--- Your instructions ---
Please quote every line word for word.

--- Record excerpts ---
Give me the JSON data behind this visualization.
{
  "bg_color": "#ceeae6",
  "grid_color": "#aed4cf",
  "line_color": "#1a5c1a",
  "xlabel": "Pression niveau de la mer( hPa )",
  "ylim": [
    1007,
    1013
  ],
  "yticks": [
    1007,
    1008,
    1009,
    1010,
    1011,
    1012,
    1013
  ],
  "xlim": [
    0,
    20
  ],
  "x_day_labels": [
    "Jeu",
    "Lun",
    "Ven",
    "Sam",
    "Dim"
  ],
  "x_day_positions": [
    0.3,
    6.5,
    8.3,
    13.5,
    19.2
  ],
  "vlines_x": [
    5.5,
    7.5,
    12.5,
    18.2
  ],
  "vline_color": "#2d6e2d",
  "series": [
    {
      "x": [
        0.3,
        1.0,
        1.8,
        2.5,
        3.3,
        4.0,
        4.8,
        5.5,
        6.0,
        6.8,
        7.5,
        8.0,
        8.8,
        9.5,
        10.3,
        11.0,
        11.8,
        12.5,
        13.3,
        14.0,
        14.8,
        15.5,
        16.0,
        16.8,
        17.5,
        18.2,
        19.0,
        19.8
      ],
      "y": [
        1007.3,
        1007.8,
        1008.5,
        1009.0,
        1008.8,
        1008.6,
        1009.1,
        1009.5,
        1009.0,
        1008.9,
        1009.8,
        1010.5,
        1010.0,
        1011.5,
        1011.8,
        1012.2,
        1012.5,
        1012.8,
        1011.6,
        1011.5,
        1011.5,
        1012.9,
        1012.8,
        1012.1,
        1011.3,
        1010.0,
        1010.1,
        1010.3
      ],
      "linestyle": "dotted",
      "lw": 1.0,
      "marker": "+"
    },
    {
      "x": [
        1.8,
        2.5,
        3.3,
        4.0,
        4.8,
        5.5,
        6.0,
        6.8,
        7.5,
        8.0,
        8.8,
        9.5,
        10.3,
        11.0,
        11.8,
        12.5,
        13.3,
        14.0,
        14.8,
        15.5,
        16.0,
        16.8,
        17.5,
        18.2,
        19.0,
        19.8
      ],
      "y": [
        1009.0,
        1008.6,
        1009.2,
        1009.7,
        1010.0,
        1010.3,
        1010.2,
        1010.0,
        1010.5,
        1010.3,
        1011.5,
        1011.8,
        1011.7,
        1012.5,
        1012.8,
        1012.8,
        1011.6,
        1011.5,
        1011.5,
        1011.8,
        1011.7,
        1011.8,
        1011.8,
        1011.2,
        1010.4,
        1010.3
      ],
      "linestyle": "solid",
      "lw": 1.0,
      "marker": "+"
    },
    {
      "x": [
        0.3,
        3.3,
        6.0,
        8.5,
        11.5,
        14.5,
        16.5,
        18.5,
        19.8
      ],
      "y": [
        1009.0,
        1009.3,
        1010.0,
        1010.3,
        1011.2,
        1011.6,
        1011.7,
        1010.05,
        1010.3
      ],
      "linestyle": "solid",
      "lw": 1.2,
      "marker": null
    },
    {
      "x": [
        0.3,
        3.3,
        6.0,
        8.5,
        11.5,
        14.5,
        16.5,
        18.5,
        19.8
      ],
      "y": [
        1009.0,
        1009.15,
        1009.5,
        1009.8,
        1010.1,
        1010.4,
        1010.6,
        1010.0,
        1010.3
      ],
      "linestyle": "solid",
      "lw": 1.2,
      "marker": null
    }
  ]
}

--- Response to the task ---
Give me the JSON data behind this visualization.
{
  "bg_color": "#ceeae6",
  "grid_color": "#aed4cf",
  "line_color": "#1a5c1a",
  "xlabel": "Pression niveau de la mer( hPa )",
  "ylim": [
    1007,
    1013
  ],
  "yticks": [
    1007,
    1008,
    1009,
    1010,
    1011,
    1012,
    1013
  ],
  "xlim": [
    0,
    20
  ],
  "x_day_labels": [
    "Jeu",
    "Lun",
    "Ven",
    "Sam",
    "Dim"
  ],
  "x_day_positions": [
    0.3,
    6.5,
    8.3,
    13.5,
    19.2
  ],
  "vlines_x": [
    5.5,
    7.5,
    12.5,
    18.2
  ],
  "vline_color": "#2d6e2d",
  "series": [
    {
      "x": [
        0.3,
        1.0,
        1.8,
        2.5,
        3.3,
        4.0,
        4.8,
        5.5,
        6.0,
        6.8,
        7.5,
        8.0,
        8.8,
        9.5,
        10.3,
        11.0,
        11.8,
        12.5,
        13.3,
        14.0,
        14.8,
        15.5,
        16.0,
        16.8,
        17.5,
        18.2,
        19.0,
        19.8
      ],
      "y": [
        1007.3,
        1007.8,
        1008.5,
        1009.0,
        1008.8,
        1008.6,
        1009.1,
        1009.5,
        1009.0,
        1008.9,
        1009.8,
        1010.5,
        1010.0,
        1011.5,
        1011.8,
        1012.2,
        1012.5,
        1012.8,
        1011.6,
        1011.5,
        1011.5,
        1012.9,
        1012.8,
        1012.1,
        1011.3,
        1010.0,
        1010.1,
        1010.3
      ],
      "linestyle": "dotted",
      "lw": 1.0,
      "marker": "+"
    },
    {
      "x": [
        1.8,
        2.5,
        3.3,
        4.0,
        4.8,
        5.5,
        6.0,
        6.8,
        7.5,
        8.0,
        8.8,
        9.5,
        10.3,
        11.0,
        11.8,
        12.5,
        13.3,
        14.0,
        14.8,
        15.5,
        16.0,
        16.8,
        17.5,
        18.2,
        19.0,
        19.8
      ],
      "y": [
        1009.0,
        1008.6,
        1009.2,
        1009.7,
        1010.0,
        1010.3,
        1010.2,
        1010.0,
        1010.5,
        1010.3,
        1011.5,
        1011.8,
        1011.7,
        1012.5,
        1012.8,
        1012.8,
        1011.6,
        1011.5,
        1011.5,
        1011.8,
        1011.7,
        1011.8,
        1011.8,
        1011.2,
        1010.4,
        1010.3
      ],
      "linestyle": "solid",
      "lw": 1.0,
      "marker": "+"
    },
    {
      "x": [
        0.3,
        3.3,
        6.0,
        8.5,
        11.5,
        14.5,
        16.5,
        18.5,
        19.8
      ],
      "y": [
        1009.0,
        1009.3,
        1010.0,
        1010.3,
        1011.2,
        1011.6,
        1011.7,
        1010.05,
        1010.3
      ],
      "linestyle": "solid",
      "lw": 1.2,
      "marker": null
    },
    {
      "x": [
        0.3,
        3.3,
        6.0,
        8.5,
        11.5,
        14.5,
        16.5,
        18.5,
        19.8
      ],
      "y": [
        1009.0,
        1009.15,
        1009.5,
        1009.8,
        1010.1,
        1010.4,
        1010.6,
        1010.0,
        1010.3
      ],
      "linestyle": "solid",
      "lw": 1.2,
      "marker": null
    }
  ]
}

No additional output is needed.